_Goal_
Each line containing the word "CURRENT" needs to be copied.

Stored records
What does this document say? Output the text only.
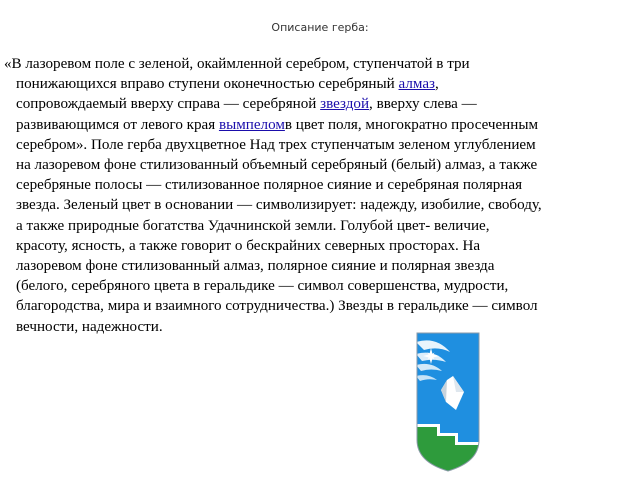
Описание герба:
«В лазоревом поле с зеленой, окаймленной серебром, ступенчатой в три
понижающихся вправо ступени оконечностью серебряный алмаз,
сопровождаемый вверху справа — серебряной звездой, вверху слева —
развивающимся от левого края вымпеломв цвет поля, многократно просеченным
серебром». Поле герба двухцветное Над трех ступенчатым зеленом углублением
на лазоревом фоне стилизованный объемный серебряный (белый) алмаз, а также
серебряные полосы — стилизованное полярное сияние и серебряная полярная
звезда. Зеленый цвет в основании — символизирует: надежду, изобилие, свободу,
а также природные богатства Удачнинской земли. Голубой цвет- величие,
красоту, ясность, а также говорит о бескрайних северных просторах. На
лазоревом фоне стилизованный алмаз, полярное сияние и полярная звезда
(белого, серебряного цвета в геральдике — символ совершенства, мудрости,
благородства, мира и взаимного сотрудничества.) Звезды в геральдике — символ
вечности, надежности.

==

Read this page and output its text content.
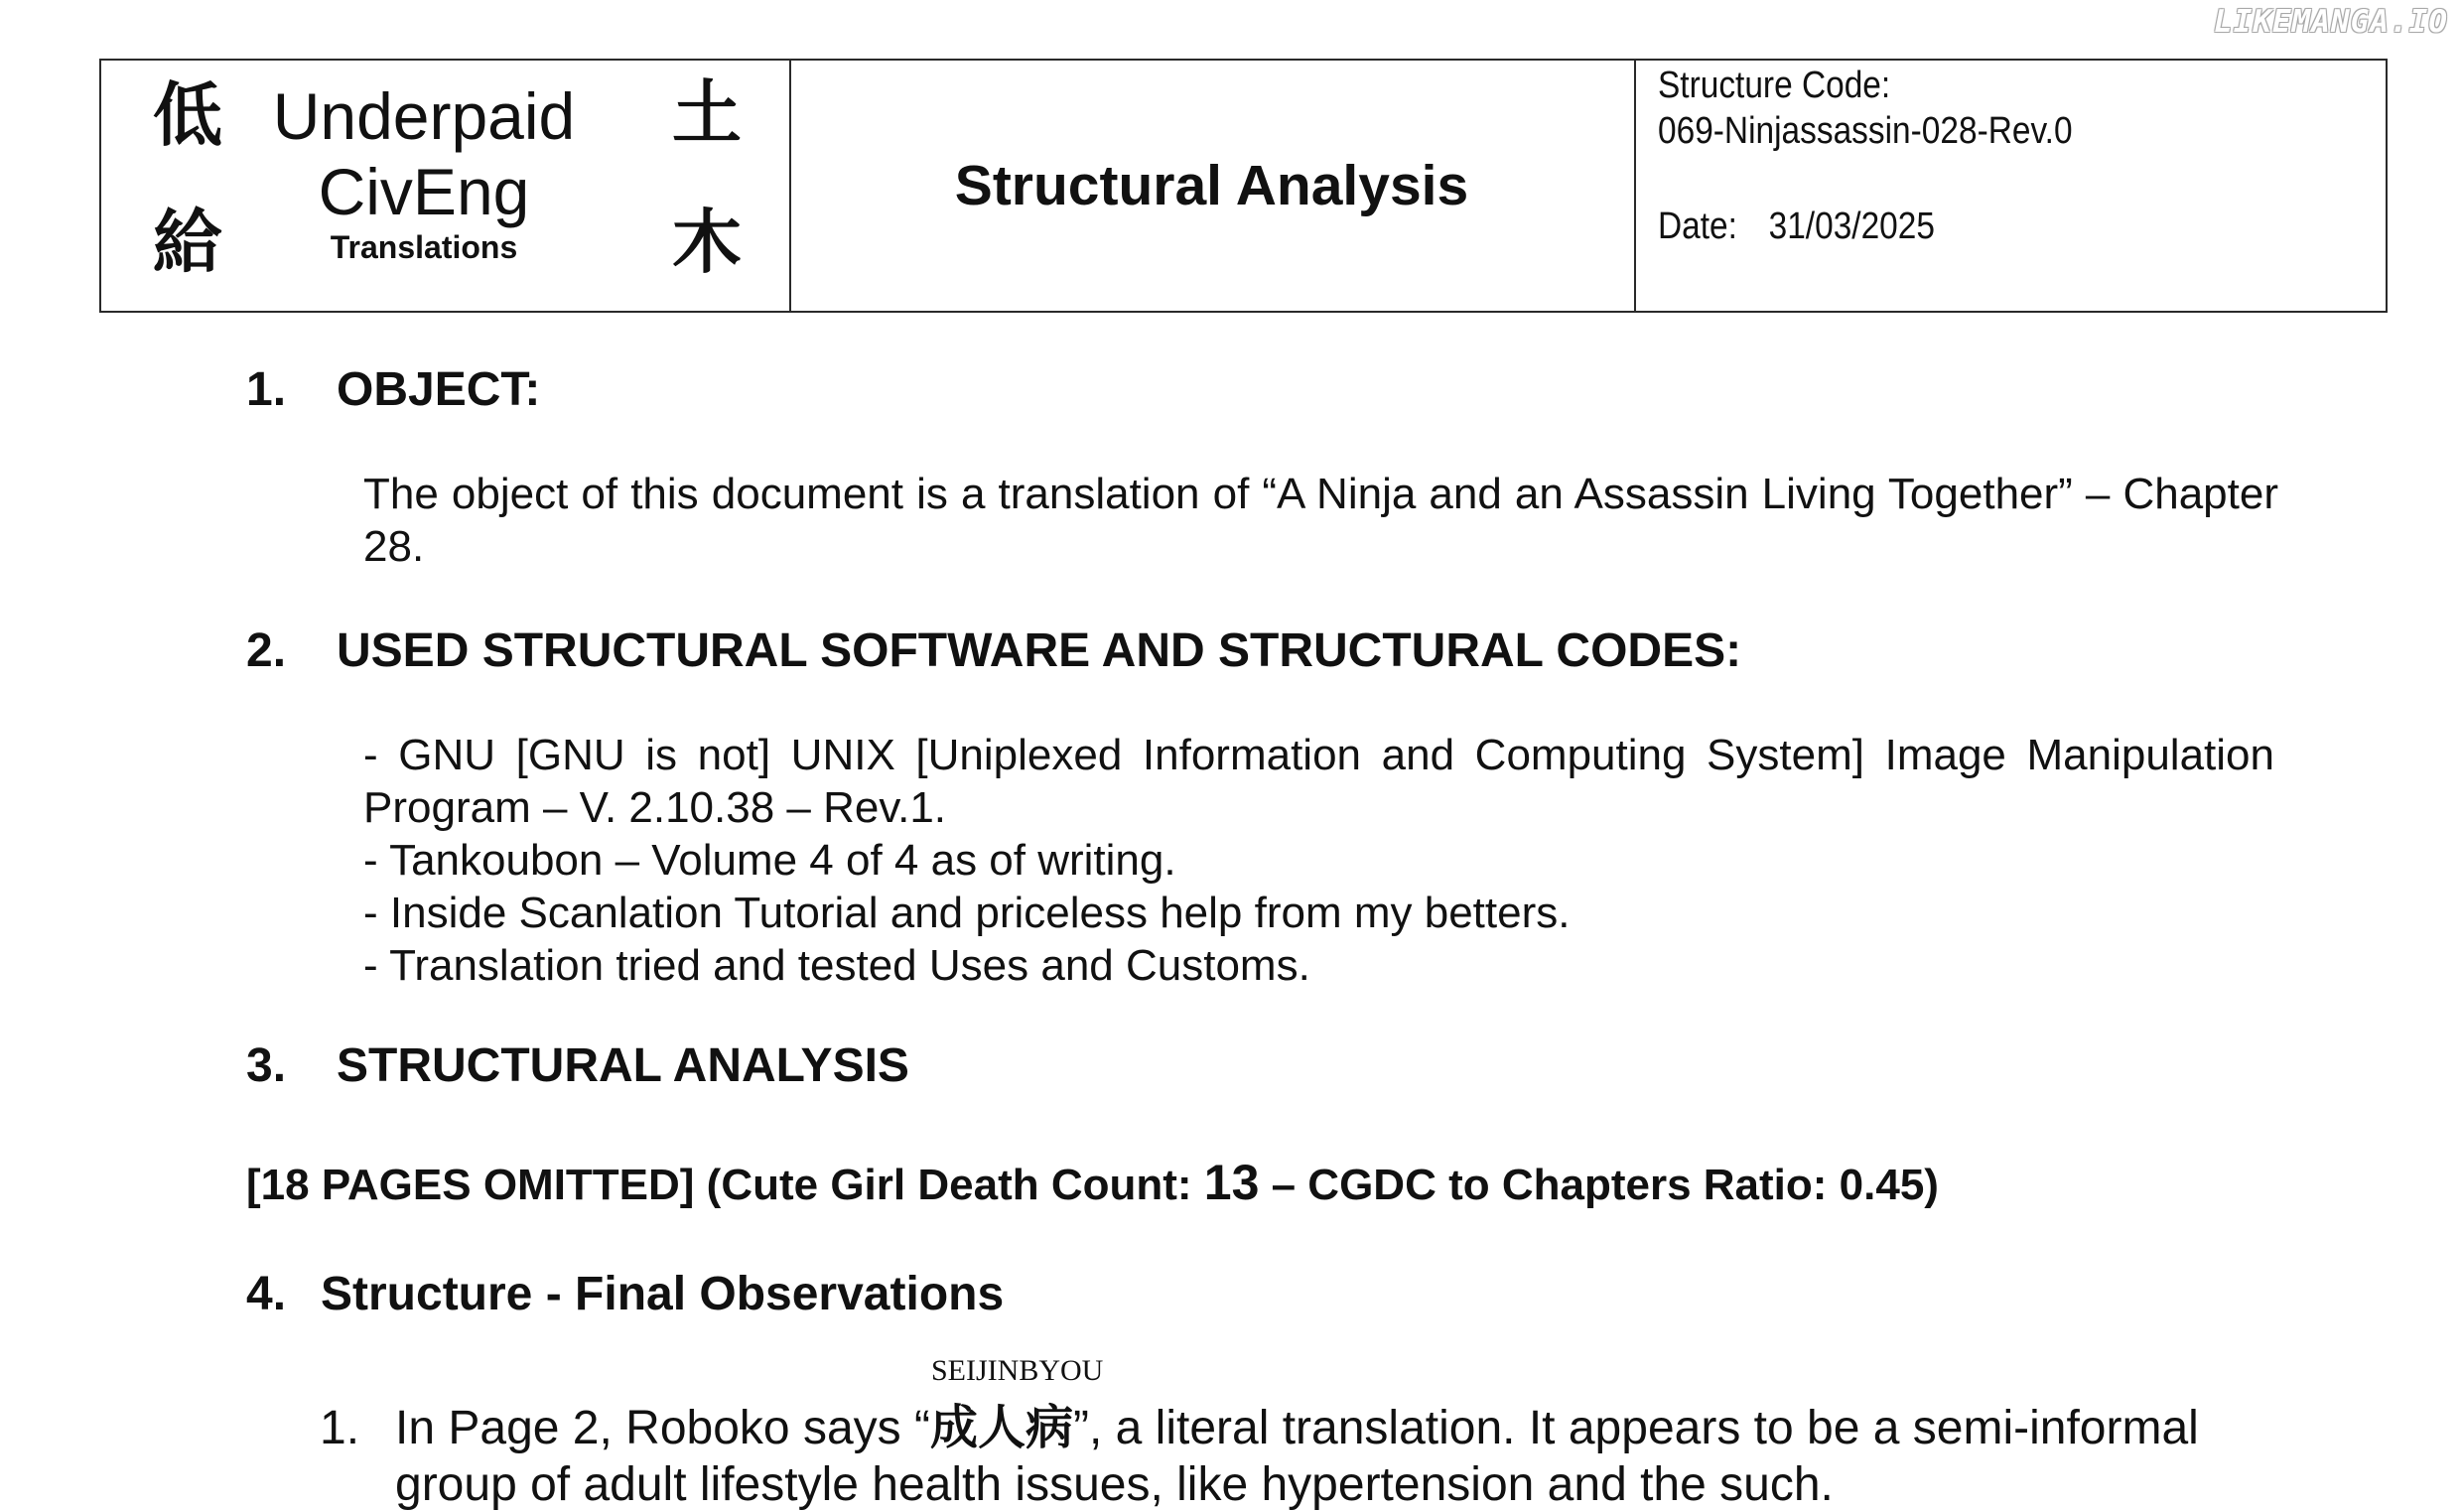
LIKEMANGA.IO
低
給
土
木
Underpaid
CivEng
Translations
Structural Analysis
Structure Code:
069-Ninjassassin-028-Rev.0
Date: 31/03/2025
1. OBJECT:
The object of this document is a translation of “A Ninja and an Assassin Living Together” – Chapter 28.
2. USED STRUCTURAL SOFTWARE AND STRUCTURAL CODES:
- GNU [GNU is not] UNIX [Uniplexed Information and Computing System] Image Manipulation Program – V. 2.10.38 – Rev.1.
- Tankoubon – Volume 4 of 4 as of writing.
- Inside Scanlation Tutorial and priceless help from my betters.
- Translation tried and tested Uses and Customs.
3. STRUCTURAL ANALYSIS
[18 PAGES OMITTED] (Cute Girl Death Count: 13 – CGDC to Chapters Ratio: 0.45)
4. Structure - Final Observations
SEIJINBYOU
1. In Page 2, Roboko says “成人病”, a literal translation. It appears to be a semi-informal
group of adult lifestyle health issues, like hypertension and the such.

---

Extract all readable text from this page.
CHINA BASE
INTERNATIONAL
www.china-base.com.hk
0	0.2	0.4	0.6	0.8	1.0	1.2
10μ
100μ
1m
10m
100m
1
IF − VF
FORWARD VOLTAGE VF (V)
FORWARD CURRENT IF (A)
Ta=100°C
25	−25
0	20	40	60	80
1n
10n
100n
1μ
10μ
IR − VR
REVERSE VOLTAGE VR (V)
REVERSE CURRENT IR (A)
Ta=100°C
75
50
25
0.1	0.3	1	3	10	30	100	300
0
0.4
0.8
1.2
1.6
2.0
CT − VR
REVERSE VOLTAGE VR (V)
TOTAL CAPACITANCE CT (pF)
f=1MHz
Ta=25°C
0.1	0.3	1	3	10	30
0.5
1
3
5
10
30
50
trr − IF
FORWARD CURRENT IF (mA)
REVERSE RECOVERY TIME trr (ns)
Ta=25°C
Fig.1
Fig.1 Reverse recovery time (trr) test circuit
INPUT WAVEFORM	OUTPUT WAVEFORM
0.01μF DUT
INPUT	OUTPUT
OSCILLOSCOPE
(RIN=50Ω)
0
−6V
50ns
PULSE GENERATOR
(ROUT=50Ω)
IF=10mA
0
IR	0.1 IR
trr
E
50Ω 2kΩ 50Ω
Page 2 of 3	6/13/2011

_Answer to the problem_
FORWARD CURRENT IF (A)
REVERSE CURRENT IR (A)
FORWARD CURRENT IF (mA)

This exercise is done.